Problem: Restate the whole listing exactly.

[Data extracted from a collection]
• • • • • • •
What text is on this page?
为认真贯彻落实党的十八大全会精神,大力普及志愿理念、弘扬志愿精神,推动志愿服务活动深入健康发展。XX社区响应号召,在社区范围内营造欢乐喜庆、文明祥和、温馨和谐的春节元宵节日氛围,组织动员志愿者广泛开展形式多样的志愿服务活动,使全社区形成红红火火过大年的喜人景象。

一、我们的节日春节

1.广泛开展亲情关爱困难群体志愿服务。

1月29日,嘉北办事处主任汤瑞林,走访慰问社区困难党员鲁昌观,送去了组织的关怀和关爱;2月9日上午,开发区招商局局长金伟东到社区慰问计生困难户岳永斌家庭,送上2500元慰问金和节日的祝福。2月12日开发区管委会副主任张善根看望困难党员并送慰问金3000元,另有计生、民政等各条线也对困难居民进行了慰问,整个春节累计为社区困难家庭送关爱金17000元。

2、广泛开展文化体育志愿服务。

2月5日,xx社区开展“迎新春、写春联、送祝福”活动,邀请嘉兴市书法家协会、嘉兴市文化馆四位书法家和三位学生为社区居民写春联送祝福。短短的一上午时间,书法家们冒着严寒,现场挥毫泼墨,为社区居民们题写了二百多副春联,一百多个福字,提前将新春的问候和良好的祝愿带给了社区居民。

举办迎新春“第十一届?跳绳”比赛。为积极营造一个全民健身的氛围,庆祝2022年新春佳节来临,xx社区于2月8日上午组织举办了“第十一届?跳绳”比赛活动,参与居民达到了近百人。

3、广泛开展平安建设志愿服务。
• • • • • • •
Exercise response:
What text is on this page?
为认真贯彻落实党的十八大全会精神,大力普及志愿理念、弘扬志愿精神,推动志愿服务活动深入健康发展。XX社区响应号召,在社区范围内营造欢乐喜庆、文明祥和、温馨和谐的春节元宵节日氛围,组织动员志愿者广泛开展形式多样的志愿服务活动,使全社区形成红红火火过大年的喜人景象。

一、我们的节日春节

1.广泛开展亲情关爱困难群体志愿服务。

1月29日,嘉北办事处主任汤瑞林,走访慰问社区困难党员鲁昌观,送去了组织的关怀和关爱;2月9日上午,开发区招商局局长金伟东到社区慰问计生困难户岳永斌家庭,送上2500元慰问金和节日的祝福。2月12日开发区管委会副主任张善根看望困难党员并送慰问金3000元,另有计生、民政等各条线也对困难居民进行了慰问,整个春节累计为社区困难家庭送关爱金17000元。

2、广泛开展文化体育志愿服务。

2月5日,xx社区开展“迎新春、写春联、送祝福”活动,邀请嘉兴市书法家协会、嘉兴市文化馆四位书法家和三位学生为社区居民写春联送祝福。短短的一上午时间,书法家们冒着严寒,现场挥毫泼墨,为社区居民们题写了二百多副春联,一百多个福字,提前将新春的问候和良好的祝愿带给了社区居民。

举办迎新春“第十一届?跳绳”比赛。为积极营造一个全民健身的氛围,庆祝2022年新春佳节来临,xx社区于2月8日上午组织举办了“第十一届?跳绳”比赛活动,参与居民达到了近百人。

3、广泛开展平安建设志愿服务。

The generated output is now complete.